Task instructions. Render every line of the listing below as one numbered list, skipping any blank lines.

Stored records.

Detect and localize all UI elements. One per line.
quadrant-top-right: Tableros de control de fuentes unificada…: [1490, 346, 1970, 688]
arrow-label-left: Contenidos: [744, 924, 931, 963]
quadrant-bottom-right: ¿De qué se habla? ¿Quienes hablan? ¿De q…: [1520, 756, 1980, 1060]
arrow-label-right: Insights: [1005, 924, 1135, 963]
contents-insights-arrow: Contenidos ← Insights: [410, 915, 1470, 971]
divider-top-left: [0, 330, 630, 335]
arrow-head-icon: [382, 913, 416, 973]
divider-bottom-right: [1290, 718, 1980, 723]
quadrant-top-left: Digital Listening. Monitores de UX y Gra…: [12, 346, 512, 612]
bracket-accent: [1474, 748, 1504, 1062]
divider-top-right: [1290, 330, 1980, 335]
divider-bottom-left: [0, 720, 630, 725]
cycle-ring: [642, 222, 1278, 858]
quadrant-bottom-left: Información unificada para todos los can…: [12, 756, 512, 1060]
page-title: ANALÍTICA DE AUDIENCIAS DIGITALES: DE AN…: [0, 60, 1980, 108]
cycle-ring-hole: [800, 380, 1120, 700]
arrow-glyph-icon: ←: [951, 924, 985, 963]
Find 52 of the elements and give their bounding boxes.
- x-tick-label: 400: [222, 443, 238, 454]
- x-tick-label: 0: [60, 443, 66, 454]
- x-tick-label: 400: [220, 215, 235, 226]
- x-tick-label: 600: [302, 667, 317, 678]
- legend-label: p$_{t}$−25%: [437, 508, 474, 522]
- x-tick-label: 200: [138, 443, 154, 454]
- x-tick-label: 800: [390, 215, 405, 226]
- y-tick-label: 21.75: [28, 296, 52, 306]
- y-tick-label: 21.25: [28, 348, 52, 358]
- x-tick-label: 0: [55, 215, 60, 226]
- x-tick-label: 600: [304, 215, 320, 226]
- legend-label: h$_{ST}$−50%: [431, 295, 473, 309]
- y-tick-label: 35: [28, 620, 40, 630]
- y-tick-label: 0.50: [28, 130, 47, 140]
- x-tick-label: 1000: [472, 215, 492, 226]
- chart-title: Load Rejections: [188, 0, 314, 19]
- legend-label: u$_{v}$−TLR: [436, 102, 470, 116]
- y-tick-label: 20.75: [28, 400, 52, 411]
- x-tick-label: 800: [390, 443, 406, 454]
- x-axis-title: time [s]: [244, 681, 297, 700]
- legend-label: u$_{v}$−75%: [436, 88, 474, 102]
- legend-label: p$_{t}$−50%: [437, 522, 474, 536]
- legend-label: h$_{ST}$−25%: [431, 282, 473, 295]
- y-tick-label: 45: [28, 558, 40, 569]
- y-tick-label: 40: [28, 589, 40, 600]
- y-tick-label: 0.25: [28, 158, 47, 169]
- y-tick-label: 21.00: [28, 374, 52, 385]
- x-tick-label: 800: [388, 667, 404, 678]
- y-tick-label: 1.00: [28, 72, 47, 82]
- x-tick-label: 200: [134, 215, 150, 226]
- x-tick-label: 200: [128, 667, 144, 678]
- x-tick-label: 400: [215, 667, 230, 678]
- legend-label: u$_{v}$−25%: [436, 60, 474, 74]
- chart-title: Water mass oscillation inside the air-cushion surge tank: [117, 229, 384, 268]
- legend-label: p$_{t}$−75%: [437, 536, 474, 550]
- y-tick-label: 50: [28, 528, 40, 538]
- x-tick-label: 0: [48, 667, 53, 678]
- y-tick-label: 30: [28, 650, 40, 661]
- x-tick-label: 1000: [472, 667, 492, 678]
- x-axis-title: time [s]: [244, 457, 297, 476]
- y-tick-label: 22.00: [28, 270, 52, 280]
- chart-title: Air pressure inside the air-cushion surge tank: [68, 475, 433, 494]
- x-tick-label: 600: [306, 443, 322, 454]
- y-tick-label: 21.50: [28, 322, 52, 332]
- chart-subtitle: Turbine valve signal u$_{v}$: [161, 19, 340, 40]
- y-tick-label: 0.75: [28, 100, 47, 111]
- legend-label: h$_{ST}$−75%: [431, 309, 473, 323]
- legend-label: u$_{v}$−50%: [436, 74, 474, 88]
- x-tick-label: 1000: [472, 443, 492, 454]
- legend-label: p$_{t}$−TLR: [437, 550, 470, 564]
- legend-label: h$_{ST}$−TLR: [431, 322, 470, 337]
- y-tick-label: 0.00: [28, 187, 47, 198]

Answer below.
1. Detect and localize all UI elements. One per line.
2. quadrant-top-right: Tableros de control de fuentes unificada…: [1490, 346, 1970, 688]
3. arrow-label-left: Contenidos: [744, 924, 931, 963]
4. quadrant-bottom-right: ¿De qué se habla? ¿Quienes hablan? ¿De q…: [1520, 756, 1980, 1060]
5. arrow-label-right: Insights: [1005, 924, 1135, 963]
6. contents-insights-arrow: Contenidos ← Insights: [410, 915, 1470, 971]
7. divider-top-left: [0, 330, 630, 335]
8. arrow-head-icon: [382, 913, 416, 973]
9. divider-bottom-right: [1290, 718, 1980, 723]
10. quadrant-top-left: Digital Listening. Monitores de UX y Gra…: [12, 346, 512, 612]
11. bracket-accent: [1474, 748, 1504, 1062]
12. divider-top-right: [1290, 330, 1980, 335]
13. divider-bottom-left: [0, 720, 630, 725]
14. cycle-ring: [642, 222, 1278, 858]
15. quadrant-bottom-left: Información unificada para todos los can…: [12, 756, 512, 1060]
16. page-title: ANALÍTICA DE AUDIENCIAS DIGITALES: DE AN…: [0, 60, 1980, 108]
17. cycle-ring-hole: [800, 380, 1120, 700]
18. arrow-glyph-icon: ←: [951, 924, 985, 963]
19. Find 52 of the elements and give their bounding boxes.
20. - x-tick-label: 400: [222, 443, 238, 454]
21. - x-tick-label: 0: [60, 443, 66, 454]
22. - x-tick-label: 400: [220, 215, 235, 226]
23. - x-tick-label: 600: [302, 667, 317, 678]
24. - legend-label: p$_{t}$−25%: [437, 508, 474, 522]
25. - x-tick-label: 200: [138, 443, 154, 454]
26. - x-tick-label: 800: [390, 215, 405, 226]
27. - y-tick-label: 21.75: [28, 296, 52, 306]
28. - y-tick-label: 21.25: [28, 348, 52, 358]
29. - x-tick-label: 0: [55, 215, 60, 226]
30. - x-tick-label: 600: [304, 215, 320, 226]
31. - legend-label: h$_{ST}$−50%: [431, 295, 473, 309]
32. - y-tick-label: 35: [28, 620, 40, 630]
33. - y-tick-label: 0.50: [28, 130, 47, 140]
34. - x-tick-label: 1000: [472, 215, 492, 226]
35. - chart-title: Load Rejections: [188, 0, 314, 19]
36. - legend-label: u$_{v}$−TLR: [436, 102, 470, 116]
37. - y-tick-label: 20.75: [28, 400, 52, 411]
38. - x-tick-label: 800: [390, 443, 406, 454]
39. - x-axis-title: time [s]: [244, 681, 297, 700]
40. - legend-label: u$_{v}$−75%: [436, 88, 474, 102]
41. - legend-label: p$_{t}$−50%: [437, 522, 474, 536]
42. - legend-label: h$_{ST}$−25%: [431, 282, 473, 295]
43. - y-tick-label: 45: [28, 558, 40, 569]
44. - y-tick-label: 40: [28, 589, 40, 600]
45. - y-tick-label: 0.25: [28, 158, 47, 169]
46. - y-tick-label: 21.00: [28, 374, 52, 385]
47. - x-tick-label: 800: [388, 667, 404, 678]
48. - y-tick-label: 1.00: [28, 72, 47, 82]
49. - x-tick-label: 200: [134, 215, 150, 226]
50. - x-tick-label: 200: [128, 667, 144, 678]
51. - x-tick-label: 400: [215, 667, 230, 678]
52. - legend-label: u$_{v}$−25%: [436, 60, 474, 74]
53. - chart-title: Water mass oscillation inside the air-cushion surge tank: [117, 229, 384, 268]
54. - legend-label: p$_{t}$−75%: [437, 536, 474, 550]
55. - y-tick-label: 50: [28, 528, 40, 538]
56. - x-tick-label: 0: [48, 667, 53, 678]
57. - y-tick-label: 30: [28, 650, 40, 661]
58. - x-tick-label: 1000: [472, 667, 492, 678]
59. - x-axis-title: time [s]: [244, 457, 297, 476]
60. - y-tick-label: 22.00: [28, 270, 52, 280]
61. - chart-title: Air pressure inside the air-cushion surge tank: [68, 475, 433, 494]
62. - x-tick-label: 600: [306, 443, 322, 454]
63. - y-tick-label: 21.50: [28, 322, 52, 332]
64. - chart-subtitle: Turbine valve signal u$_{v}$: [161, 19, 340, 40]
65. - y-tick-label: 0.75: [28, 100, 47, 111]
66. - legend-label: h$_{ST}$−75%: [431, 309, 473, 323]
67. - legend-label: u$_{v}$−50%: [436, 74, 474, 88]
68. - x-tick-label: 1000: [472, 443, 492, 454]
69. - legend-label: p$_{t}$−TLR: [437, 550, 470, 564]
70. - legend-label: h$_{ST}$−TLR: [431, 322, 470, 337]
71. - y-tick-label: 0.00: [28, 187, 47, 198]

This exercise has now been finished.